_GIVEN PASSAGE_:
## Start

Durrell Jackson has been protesting racial inequality at Notre Dame football games for two years.
The junior started right after Colin Kaepernick began his protest of police brutality in 2016. He remembers the reactions of other fans when he first sat during the national anthem. “I got this look from the people standing up next to me, like ‘What are you doing?!’ ” Jackson said by phone Monday. “I gave them a look, ‘Yeah, I’m doing it.’ ”
This past Saturday, at the last Notre Dame home game of the season, Jackson had plenty of company.
Dozens of students kneeled on the benches of Notre Dame Stadium, in part as a call to fellow students to pay attention to racial issues, in part because of a recent episode of police brutality in Indiana, and in part because of their faith.
“It’s a political issue and a faith issue,” Jackson said. “I’m a black Christian. I love life. I love my brother. I follow what Jesus had done and what he died for. Last time I checked, he died for others. [Racial inequality] is a problem that hit my faith and my politics. I have to go out there. I have to do this.”
Saturday’s protest made some waves, though, because of its size. Shawn Wu, a 20-year-old junior like Jackson, saw his schoolmate sitting during the anthem at the start of the season, during the Michigan game. “When the anthem started, I was on the edge,” Wu said. “I was not sure I was committed to this form of protest. I was undecided. I ended up not having the courage.”
More recently, though, he got a bit of a challenge from a teacher. Wu is in a “Realities of Race” seminar and the instructor sent out a poll on a group chat about whether they would ever kneel. “A lot of us said no,” Wu recalled. “We thought a lot about it.”
Wu ended up texting Jackson, wondering about a larger protest at the last home Irish game. Jackson, happy to have more than a few friends along for his usual demonstration, welcomed it. And on Saturday, something regular became something different.
“We went in there, we all sat together as a group,” Jackson said. “We knew something big was happening, but we still did normal Notre Dame game stuff. We still were hype to see the players come out. We knew we were going to do something we felt in our heart was important. We all kneeled. We stood back up and we all looked at each other.”
“We knew we were going to do something we felt in our heart was important.” — Notre Dame junior Durrell Jackson
Nearly all of the coverage of protests during the national anthem has been about the NFL players and the backlash. We hear from enraged dissenters, from the president, from owners. We even heard from legendary Notre Dame coach Lou Holtz, who accused kneeling athletes of “hurting the sport.”
We don’t hear as much about regular, nameless people who express solidarity without a lot of attention.
And we don’t hear much about the faith-based reasons for those protests.
“Our goal for this protest was to reframe it,” said Wu, who has a minor in theology. “It’s not just a liberal act because we’re snowflakes or whatever, but it’s because of a deep reverence for the flag and also Notre Dame’s tradition of standing up for what is right. This isn’t to limit it to Catholics, but part of it is our faith. I think people forget how much Catholic theology calls for us to stand with the marginalized to face injustice.”

## End

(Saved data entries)
## Start

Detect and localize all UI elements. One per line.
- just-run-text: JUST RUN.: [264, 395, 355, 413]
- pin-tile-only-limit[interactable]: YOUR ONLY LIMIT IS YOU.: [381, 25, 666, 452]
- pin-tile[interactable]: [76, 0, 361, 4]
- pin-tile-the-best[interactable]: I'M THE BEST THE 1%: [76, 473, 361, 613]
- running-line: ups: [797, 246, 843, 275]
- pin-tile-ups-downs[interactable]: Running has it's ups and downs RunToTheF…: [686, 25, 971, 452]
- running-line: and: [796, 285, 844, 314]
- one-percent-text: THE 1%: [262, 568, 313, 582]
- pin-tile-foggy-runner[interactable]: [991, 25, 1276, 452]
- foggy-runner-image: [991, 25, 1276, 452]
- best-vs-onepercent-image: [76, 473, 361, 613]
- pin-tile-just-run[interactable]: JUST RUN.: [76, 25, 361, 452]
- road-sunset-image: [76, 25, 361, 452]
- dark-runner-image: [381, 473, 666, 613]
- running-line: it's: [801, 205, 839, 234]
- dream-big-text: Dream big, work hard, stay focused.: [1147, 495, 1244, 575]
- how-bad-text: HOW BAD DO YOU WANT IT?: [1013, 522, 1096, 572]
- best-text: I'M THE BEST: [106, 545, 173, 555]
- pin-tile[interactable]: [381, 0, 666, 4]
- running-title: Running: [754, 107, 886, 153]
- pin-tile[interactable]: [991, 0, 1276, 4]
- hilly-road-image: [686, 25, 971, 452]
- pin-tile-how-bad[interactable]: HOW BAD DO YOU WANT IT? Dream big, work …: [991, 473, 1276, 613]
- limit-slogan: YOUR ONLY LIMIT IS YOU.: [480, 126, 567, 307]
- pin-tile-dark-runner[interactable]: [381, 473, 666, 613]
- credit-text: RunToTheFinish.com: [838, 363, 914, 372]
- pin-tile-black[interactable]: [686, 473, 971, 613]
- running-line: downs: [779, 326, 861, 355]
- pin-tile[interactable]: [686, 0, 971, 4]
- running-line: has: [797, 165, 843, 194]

## End

_TASK SET_:
a) In the article on the Notre Dame anthem protest, what seminar is Shawn Wu taking?
b) Decide whether each statement agrees with the article on the Notre Dame anthem protest, answering yes or no and quoting the deciding words: (i) Durrell Jackson began his protest right after Colin Kaepernick began his in 2016. (ii) Shawn Wu joined Jackson in protesting during the anthem at the Michigan game. (iii) Wu has a minor in theology.
c) Resume the article on the Notre Dame anthem protest, picking up after its final sentence.
The rows are separate material, apart from the article on the Notre Dame anthem protest.

_WRITTEN ANSWERS_:
a) He is taking a "Realities of Race" seminar.

b)
(i) Yes: "The junior started right after Colin Kaepernick began his protest of police brutality in 2016."
(ii) No: "I ended up not having the courage."
(iii) Yes: "who has a minor in theology"

c)
Notre Dame has a special and celebrated tie to civil rights, as personified by Father Theodore Hesburgh, the former president who stood hand-in-hand with Martin Luther King, Jr. at a rally at Soldier Field in 1964. Hesburgh was awarded the Medal of Freedom “for his visionary work against elements of apartheid in America,” according to a page on the Notre Dame website.
“From the exhausting fact-finding missions to the final deliberations over wording, Father Hesburgh was acknowledged as the principal architect of the Civil Rights Act and served on the Civil Rights Commission from its inception in 1957 until 1972,” the site says.
There is timing in the religious aspect of the protest, as according to the Religious News Service, Catholic leaders are expected to issue their first major letter on racism since the civil rights era in the days ahead.
But it goes beyond faith. Just recently, ProPublica reported on a video of Elkhart, Indiana, police beating a handcuffed man in a police station. The mayor of the town reportedly only sent the case to prosecutors after the South Bend Tribune requested a copy of the video, which shows the handcuffed man bleeding for six minutes after being repeatedly struck. (The man in custody was eventually sentenced to a year in jail for battery.)
Jackson said that growing up in Louisiana, the police were a force to fear. He remembers a time when a fight broke out at a local roller rink and he says a cousin was struck with a baton for trying to retrieve his skates.
“This affects me, my future kids, my brothers, my father, the men I know and the men I don’t know, that look just like me,” Jackson said. “That’s a problem I have to stand up and fight for.”
He said he would protest on his own, regardless of any reaction, and he will continue to protest even if others don’t join him next season.
When asked the early reaction to their protest, Wu and Jackson allowed a laugh. They mentioned a comment on a Religious News Service story which decried the demonstration. “I HAVE NOT MET ONE SINGLE RACIST IN MY LIFE,” the commenter wrote, before posting a link to a site about white genocide.
Wu, Jackson and several other organizers are asking for more constructive dialogue in the weeks to come.
“The hope is that as the 4th ranked Irish play the last home football game of the season, our collective action might spark campus-wide dialogues and conversations around issues that don’t ever cross the minds of many,” a Facebook post said. “That we might push back against this campus’ long standing culture of refusing to talk about sensitive yet important injustices.”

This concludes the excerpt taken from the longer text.